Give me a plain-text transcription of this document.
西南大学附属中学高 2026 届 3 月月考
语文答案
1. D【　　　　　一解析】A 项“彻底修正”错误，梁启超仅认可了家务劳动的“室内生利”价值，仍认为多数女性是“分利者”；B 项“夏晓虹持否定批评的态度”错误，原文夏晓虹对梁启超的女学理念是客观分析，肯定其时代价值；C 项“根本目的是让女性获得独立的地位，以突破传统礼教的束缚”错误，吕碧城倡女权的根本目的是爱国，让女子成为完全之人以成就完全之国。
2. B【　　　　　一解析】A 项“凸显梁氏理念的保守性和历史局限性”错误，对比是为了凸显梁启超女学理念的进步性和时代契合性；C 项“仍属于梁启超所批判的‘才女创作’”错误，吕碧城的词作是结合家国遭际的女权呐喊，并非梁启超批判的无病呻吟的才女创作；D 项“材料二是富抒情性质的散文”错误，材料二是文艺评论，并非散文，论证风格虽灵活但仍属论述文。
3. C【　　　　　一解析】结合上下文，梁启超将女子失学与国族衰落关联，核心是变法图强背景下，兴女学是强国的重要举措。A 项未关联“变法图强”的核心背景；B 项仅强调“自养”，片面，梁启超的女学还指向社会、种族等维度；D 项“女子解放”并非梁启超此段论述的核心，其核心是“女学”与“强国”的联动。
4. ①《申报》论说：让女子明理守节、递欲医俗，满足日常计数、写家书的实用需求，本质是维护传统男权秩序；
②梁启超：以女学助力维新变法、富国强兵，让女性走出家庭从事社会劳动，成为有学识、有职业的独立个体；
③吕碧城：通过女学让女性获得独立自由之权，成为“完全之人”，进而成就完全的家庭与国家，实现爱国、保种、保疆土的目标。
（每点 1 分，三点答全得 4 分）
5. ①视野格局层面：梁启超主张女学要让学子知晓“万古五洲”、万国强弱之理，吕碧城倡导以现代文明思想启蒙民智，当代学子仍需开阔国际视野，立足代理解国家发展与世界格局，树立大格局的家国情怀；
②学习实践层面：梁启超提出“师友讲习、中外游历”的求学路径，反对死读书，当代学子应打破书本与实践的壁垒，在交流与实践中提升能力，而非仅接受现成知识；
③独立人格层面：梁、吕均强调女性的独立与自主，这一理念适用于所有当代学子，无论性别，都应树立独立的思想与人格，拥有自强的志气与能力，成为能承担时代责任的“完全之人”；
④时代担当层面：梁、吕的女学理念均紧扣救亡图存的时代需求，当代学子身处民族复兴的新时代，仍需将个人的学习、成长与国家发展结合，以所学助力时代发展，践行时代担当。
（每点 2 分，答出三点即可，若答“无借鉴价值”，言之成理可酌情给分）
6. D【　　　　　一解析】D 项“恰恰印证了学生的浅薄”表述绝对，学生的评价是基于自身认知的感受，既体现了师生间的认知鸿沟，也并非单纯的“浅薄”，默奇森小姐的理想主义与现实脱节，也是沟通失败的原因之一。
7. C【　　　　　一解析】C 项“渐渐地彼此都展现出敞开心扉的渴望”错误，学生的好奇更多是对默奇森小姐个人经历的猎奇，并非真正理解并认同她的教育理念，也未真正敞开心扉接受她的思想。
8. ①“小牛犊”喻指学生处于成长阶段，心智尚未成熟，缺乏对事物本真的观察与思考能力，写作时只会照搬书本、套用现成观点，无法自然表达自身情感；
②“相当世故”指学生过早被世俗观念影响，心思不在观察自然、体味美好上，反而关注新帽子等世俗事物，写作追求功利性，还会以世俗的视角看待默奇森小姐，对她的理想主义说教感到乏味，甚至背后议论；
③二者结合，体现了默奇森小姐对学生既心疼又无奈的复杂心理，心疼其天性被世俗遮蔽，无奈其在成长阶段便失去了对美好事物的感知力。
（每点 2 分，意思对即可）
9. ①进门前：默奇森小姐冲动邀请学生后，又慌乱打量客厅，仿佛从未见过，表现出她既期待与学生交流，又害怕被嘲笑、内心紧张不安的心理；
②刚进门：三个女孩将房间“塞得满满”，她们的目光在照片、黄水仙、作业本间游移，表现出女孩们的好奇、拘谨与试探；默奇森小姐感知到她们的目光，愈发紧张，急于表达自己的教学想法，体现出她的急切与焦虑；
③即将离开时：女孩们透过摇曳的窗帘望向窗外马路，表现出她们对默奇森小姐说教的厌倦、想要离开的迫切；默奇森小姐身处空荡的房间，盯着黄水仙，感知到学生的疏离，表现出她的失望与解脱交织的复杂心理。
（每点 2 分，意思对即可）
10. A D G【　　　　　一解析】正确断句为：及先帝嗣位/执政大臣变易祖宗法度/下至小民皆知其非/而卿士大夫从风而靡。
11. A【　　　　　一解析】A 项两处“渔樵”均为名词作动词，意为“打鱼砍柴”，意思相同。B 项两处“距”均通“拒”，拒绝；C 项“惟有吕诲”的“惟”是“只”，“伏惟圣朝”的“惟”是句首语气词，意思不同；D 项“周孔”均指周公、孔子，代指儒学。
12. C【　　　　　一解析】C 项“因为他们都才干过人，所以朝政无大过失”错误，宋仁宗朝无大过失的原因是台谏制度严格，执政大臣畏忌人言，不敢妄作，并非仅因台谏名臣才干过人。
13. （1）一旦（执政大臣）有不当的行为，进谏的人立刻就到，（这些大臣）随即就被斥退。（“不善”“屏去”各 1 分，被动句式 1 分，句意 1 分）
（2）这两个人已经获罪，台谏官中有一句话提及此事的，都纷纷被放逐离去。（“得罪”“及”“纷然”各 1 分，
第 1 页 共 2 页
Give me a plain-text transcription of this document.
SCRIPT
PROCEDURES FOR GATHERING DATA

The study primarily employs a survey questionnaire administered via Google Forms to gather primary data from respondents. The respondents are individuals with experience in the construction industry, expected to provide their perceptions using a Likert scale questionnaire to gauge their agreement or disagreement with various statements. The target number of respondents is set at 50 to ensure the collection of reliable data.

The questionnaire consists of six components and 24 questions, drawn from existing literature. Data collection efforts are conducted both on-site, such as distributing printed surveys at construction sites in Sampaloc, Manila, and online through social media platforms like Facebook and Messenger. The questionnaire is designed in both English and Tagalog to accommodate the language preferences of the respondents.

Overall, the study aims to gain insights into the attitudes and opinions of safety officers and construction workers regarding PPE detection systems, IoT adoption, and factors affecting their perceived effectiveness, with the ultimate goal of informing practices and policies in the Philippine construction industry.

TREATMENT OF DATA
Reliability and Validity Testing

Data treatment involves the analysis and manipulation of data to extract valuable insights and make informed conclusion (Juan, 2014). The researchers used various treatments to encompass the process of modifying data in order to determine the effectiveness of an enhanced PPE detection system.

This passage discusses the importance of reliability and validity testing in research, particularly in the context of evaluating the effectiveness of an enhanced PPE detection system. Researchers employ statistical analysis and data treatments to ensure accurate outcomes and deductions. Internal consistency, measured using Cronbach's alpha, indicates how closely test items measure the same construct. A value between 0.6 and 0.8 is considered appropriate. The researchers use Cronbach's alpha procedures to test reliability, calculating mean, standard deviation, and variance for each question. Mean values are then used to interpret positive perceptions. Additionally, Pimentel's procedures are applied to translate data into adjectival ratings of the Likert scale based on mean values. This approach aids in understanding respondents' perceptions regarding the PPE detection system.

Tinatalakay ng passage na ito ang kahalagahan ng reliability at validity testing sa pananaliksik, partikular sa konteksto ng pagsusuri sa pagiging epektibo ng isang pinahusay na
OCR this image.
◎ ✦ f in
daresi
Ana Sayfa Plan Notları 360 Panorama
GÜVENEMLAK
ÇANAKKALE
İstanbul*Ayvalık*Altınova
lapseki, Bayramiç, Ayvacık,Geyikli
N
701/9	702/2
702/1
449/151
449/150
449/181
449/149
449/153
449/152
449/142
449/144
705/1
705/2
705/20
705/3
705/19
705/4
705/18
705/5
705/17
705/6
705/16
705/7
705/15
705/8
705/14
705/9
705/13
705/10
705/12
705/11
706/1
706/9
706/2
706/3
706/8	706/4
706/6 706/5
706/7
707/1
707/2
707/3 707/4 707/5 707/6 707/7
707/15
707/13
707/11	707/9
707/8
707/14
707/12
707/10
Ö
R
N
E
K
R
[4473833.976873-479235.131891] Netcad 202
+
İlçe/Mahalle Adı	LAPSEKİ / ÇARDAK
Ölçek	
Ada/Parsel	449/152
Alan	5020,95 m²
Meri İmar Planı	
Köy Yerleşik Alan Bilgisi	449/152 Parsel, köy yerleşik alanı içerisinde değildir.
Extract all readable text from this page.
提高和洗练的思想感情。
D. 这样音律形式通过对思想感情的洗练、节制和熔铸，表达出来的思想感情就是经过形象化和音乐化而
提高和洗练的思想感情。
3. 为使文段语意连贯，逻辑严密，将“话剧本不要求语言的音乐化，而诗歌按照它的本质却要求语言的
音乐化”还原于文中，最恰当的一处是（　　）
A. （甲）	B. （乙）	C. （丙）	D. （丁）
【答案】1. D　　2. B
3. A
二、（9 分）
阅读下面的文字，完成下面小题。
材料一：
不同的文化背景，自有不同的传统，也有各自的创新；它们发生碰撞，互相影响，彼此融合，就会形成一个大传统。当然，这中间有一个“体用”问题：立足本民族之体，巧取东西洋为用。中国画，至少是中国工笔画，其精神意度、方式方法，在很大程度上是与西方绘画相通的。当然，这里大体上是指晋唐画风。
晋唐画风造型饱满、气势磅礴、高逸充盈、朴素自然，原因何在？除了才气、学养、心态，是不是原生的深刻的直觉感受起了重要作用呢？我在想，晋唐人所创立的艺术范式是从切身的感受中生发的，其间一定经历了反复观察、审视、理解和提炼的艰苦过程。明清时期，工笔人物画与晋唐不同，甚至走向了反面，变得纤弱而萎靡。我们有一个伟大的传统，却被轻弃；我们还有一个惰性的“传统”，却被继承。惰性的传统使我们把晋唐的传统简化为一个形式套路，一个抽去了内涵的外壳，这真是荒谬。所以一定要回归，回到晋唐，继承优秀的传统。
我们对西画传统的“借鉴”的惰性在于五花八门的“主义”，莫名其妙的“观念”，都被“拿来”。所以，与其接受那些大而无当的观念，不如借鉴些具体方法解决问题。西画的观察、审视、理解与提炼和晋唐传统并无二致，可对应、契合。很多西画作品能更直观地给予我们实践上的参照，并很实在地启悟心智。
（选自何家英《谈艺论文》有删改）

----------------------------------------

### REQUIRED WORK
Starting at the line that contains "Extract all readable text from this page.", quote each remaining line of the entries above, unchanged.

### TASK RESULT
Extract all readable text from this page.
提高和洗练的思想感情。
D. 这样音律形式通过对思想感情的洗练、节制和熔铸，表达出来的思想感情就是经过形象化和音乐化而
提高和洗练的思想感情。
3. 为使文段语意连贯，逻辑严密，将“话剧本不要求语言的音乐化，而诗歌按照它的本质却要求语言的
音乐化”还原于文中，最恰当的一处是（　　）
A. （甲）	B. （乙）	C. （丙）	D. （丁）
【答案】1. D　　2. B
3. A
二、（9 分）
阅读下面的文字，完成下面小题。
材料一：
不同的文化背景，自有不同的传统，也有各自的创新；它们发生碰撞，互相影响，彼此融合，就会形成一个大传统。当然，这中间有一个“体用”问题：立足本民族之体，巧取东西洋为用。中国画，至少是中国工笔画，其精神意度、方式方法，在很大程度上是与西方绘画相通的。当然，这里大体上是指晋唐画风。
晋唐画风造型饱满、气势磅礴、高逸充盈、朴素自然，原因何在？除了才气、学养、心态，是不是原生的深刻的直觉感受起了重要作用呢？我在想，晋唐人所创立的艺术范式是从切身的感受中生发的，其间一定经历了反复观察、审视、理解和提炼的艰苦过程。明清时期，工笔人物画与晋唐不同，甚至走向了反面，变得纤弱而萎靡。我们有一个伟大的传统，却被轻弃；我们还有一个惰性的“传统”，却被继承。惰性的传统使我们把晋唐的传统简化为一个形式套路，一个抽去了内涵的外壳，这真是荒谬。所以一定要回归，回到晋唐，继承优秀的传统。
我们对西画传统的“借鉴”的惰性在于五花八门的“主义”，莫名其妙的“观念”，都被“拿来”。所以，与其接受那些大而无当的观念，不如借鉴些具体方法解决问题。西画的观察、审视、理解与提炼和晋唐传统并无二致，可对应、契合。很多西画作品能更直观地给予我们实践上的参照，并很实在地启悟心智。
（选自何家英《谈艺论文》有删改）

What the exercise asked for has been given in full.